• [Written exercise] Return each line of the records with nothing changed, pictures excepted.

• [Excerpted records]
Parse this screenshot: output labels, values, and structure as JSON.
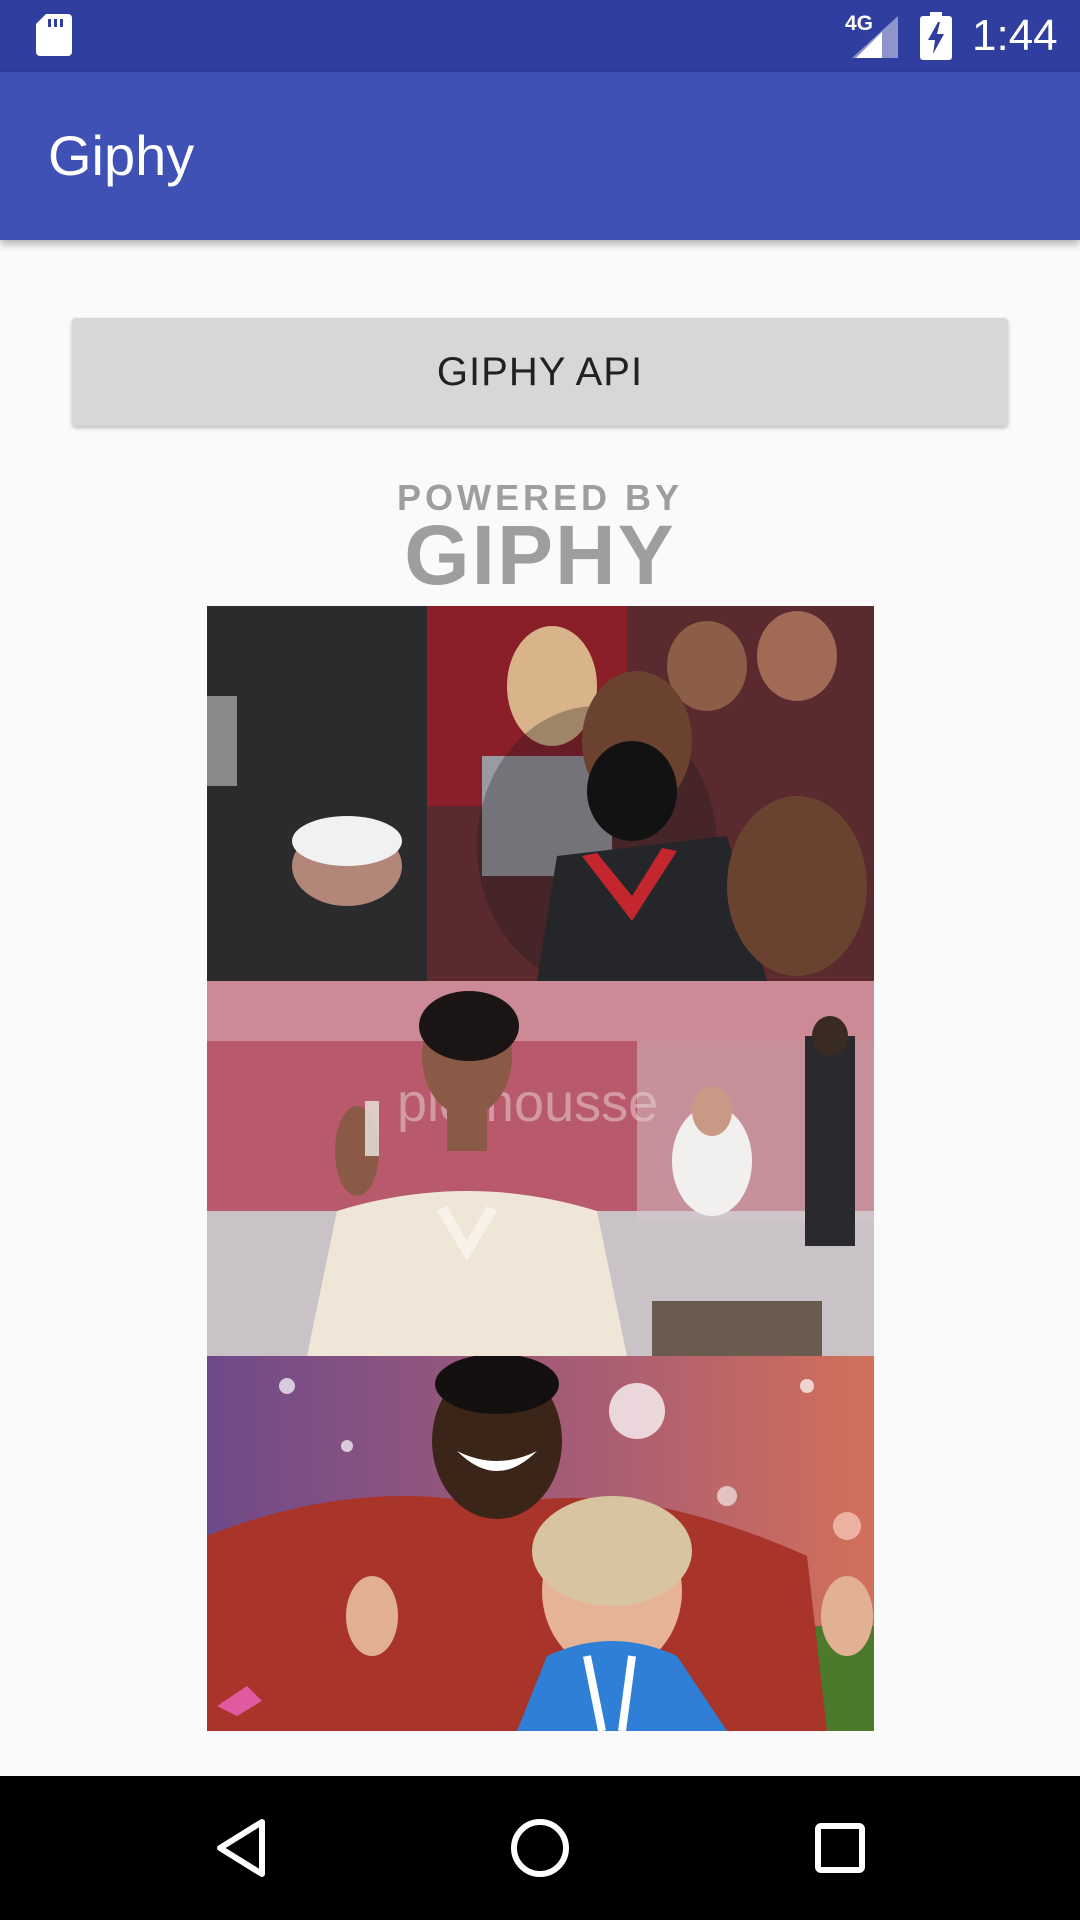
{
  "status_bar": {
    "network_label": "4G",
    "time": "1:44",
    "icons": [
      "sd-card-icon",
      "signal-icon",
      "battery-charging-icon"
    ]
  },
  "app_bar": {
    "title": "Giphy"
  },
  "main": {
    "api_button_label": "GIPHY API",
    "attribution": {
      "powered_by": "POWERED BY",
      "brand": "GIPHY"
    },
    "gifs": [
      {
        "name": "gif-basketball"
      },
      {
        "name": "gif-champagne-toast"
      },
      {
        "name": "gif-celebration"
      }
    ]
  },
  "nav_bar": {
    "icons": [
      "back-icon",
      "home-icon",
      "recents-icon"
    ]
  },
  "colors": {
    "status_bar": "#303f9f",
    "app_bar": "#3f51b5",
    "background": "#fafafa",
    "button": "#d6d7d7",
    "logo_gray": "#9e9e9e"
  }
}
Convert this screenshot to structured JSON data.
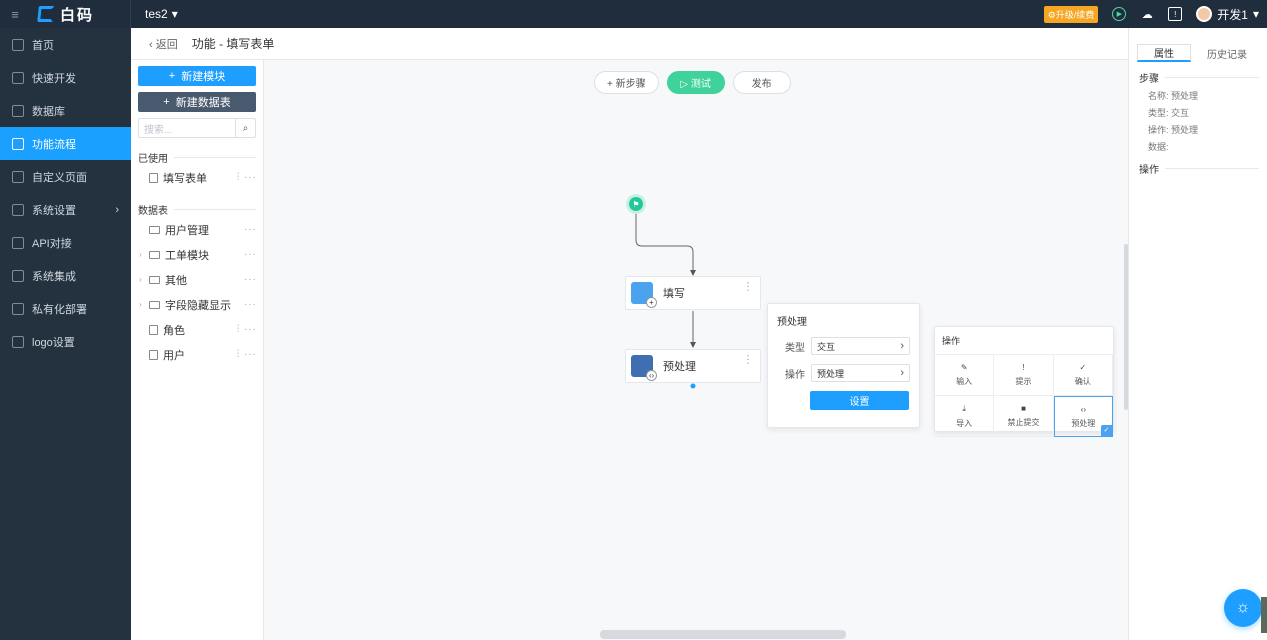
{
  "topbar": {
    "menu_icon": "≡",
    "logo_text": "白码",
    "project": "tes2",
    "upgrade_label": "升级/续费",
    "user_name": "开发1"
  },
  "sidebar": {
    "items": [
      {
        "label": "首页",
        "icon": "home-icon"
      },
      {
        "label": "快速开发",
        "icon": "cube-icon"
      },
      {
        "label": "数据库",
        "icon": "database-icon"
      },
      {
        "label": "功能流程",
        "icon": "flow-icon"
      },
      {
        "label": "自定义页面",
        "icon": "page-icon"
      },
      {
        "label": "系统设置",
        "icon": "monitor-icon"
      },
      {
        "label": "API对接",
        "icon": "api-icon"
      },
      {
        "label": "系统集成",
        "icon": "integration-icon"
      },
      {
        "label": "私有化部署",
        "icon": "deploy-icon"
      },
      {
        "label": "logo设置",
        "icon": "logo-icon"
      }
    ]
  },
  "subbar": {
    "back_label": "返回",
    "breadcrumb": "功能 - 填写表单"
  },
  "leftpanel": {
    "new_module": "新建模块",
    "new_table": "新建数据表",
    "search_placeholder": "搜索...",
    "used_section": "已使用",
    "used_items": [
      "填写表单"
    ],
    "tables_section": "数据表",
    "table_items": [
      "用户管理",
      "工单模块",
      "其他",
      "字段隐藏显示",
      "角色",
      "用户"
    ]
  },
  "canvas": {
    "add_step": "+ 新步骤",
    "test": "▷ 测试",
    "publish": "发布",
    "node1_label": "填写",
    "node2_label": "预处理"
  },
  "preprocess_panel": {
    "title": "预处理",
    "type_label": "类型",
    "type_value": "交互",
    "op_label": "操作",
    "op_value": "预处理",
    "set_button": "设置"
  },
  "op_panel": {
    "title": "操作",
    "items": [
      "输入",
      "提示",
      "确认",
      "导入",
      "禁止提交",
      "预处理"
    ]
  },
  "rightpanel": {
    "tab_props": "属性",
    "tab_history": "历史记录",
    "step_section": "步骤",
    "name_line": "名称: 预处理",
    "type_line": "类型: 交互",
    "op_line": "操作: 预处理",
    "data_line": "数据:",
    "op_section": "操作"
  }
}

• [Written solution]
Parse this screenshot: output labels, values, and structure as JSON.
{
  "status_bar": {
    "network_label": "4G",
    "time": "1:44",
    "icons": [
      "sd-card-icon",
      "signal-icon",
      "battery-charging-icon"
    ]
  },
  "app_bar": {
    "title": "Giphy"
  },
  "main": {
    "api_button_label": "GIPHY API",
    "attribution": {
      "powered_by": "POWERED BY",
      "brand": "GIPHY"
    },
    "gifs": [
      {
        "name": "gif-basketball"
      },
      {
        "name": "gif-champagne-toast"
      },
      {
        "name": "gif-celebration"
      }
    ]
  },
  "nav_bar": {
    "icons": [
      "back-icon",
      "home-icon",
      "recents-icon"
    ]
  },
  "colors": {
    "status_bar": "#303f9f",
    "app_bar": "#3f51b5",
    "background": "#fafafa",
    "button": "#d6d7d7",
    "logo_gray": "#9e9e9e"
  }
}
Convert this screenshot to structured JSON data.
{
  "topbar": {
    "menu_icon": "≡",
    "logo_text": "白码",
    "project": "tes2",
    "upgrade_label": "升级/续费",
    "user_name": "开发1"
  },
  "sidebar": {
    "items": [
      {
        "label": "首页",
        "icon": "home-icon"
      },
      {
        "label": "快速开发",
        "icon": "cube-icon"
      },
      {
        "label": "数据库",
        "icon": "database-icon"
      },
      {
        "label": "功能流程",
        "icon": "flow-icon"
      },
      {
        "label": "自定义页面",
        "icon": "page-icon"
      },
      {
        "label": "系统设置",
        "icon": "monitor-icon"
      },
      {
        "label": "API对接",
        "icon": "api-icon"
      },
      {
        "label": "系统集成",
        "icon": "integration-icon"
      },
      {
        "label": "私有化部署",
        "icon": "deploy-icon"
      },
      {
        "label": "logo设置",
        "icon": "logo-icon"
      }
    ]
  },
  "subbar": {
    "back_label": "返回",
    "breadcrumb": "功能 - 填写表单"
  },
  "leftpanel": {
    "new_module": "新建模块",
    "new_table": "新建数据表",
    "search_placeholder": "搜索...",
    "used_section": "已使用",
    "used_items": [
      "填写表单"
    ],
    "tables_section": "数据表",
    "table_items": [
      "用户管理",
      "工单模块",
      "其他",
      "字段隐藏显示",
      "角色",
      "用户"
    ]
  },
  "canvas": {
    "add_step": "+ 新步骤",
    "test": "▷ 测试",
    "publish": "发布",
    "node1_label": "填写",
    "node2_label": "预处理"
  },
  "preprocess_panel": {
    "title": "预处理",
    "type_label": "类型",
    "type_value": "交互",
    "op_label": "操作",
    "op_value": "预处理",
    "set_button": "设置"
  },
  "op_panel": {
    "title": "操作",
    "items": [
      "输入",
      "提示",
      "确认",
      "导入",
      "禁止提交",
      "预处理"
    ]
  },
  "rightpanel": {
    "tab_props": "属性",
    "tab_history": "历史记录",
    "step_section": "步骤",
    "name_line": "名称: 预处理",
    "type_line": "类型: 交互",
    "op_line": "操作: 预处理",
    "data_line": "数据:",
    "op_section": "操作"
  }
}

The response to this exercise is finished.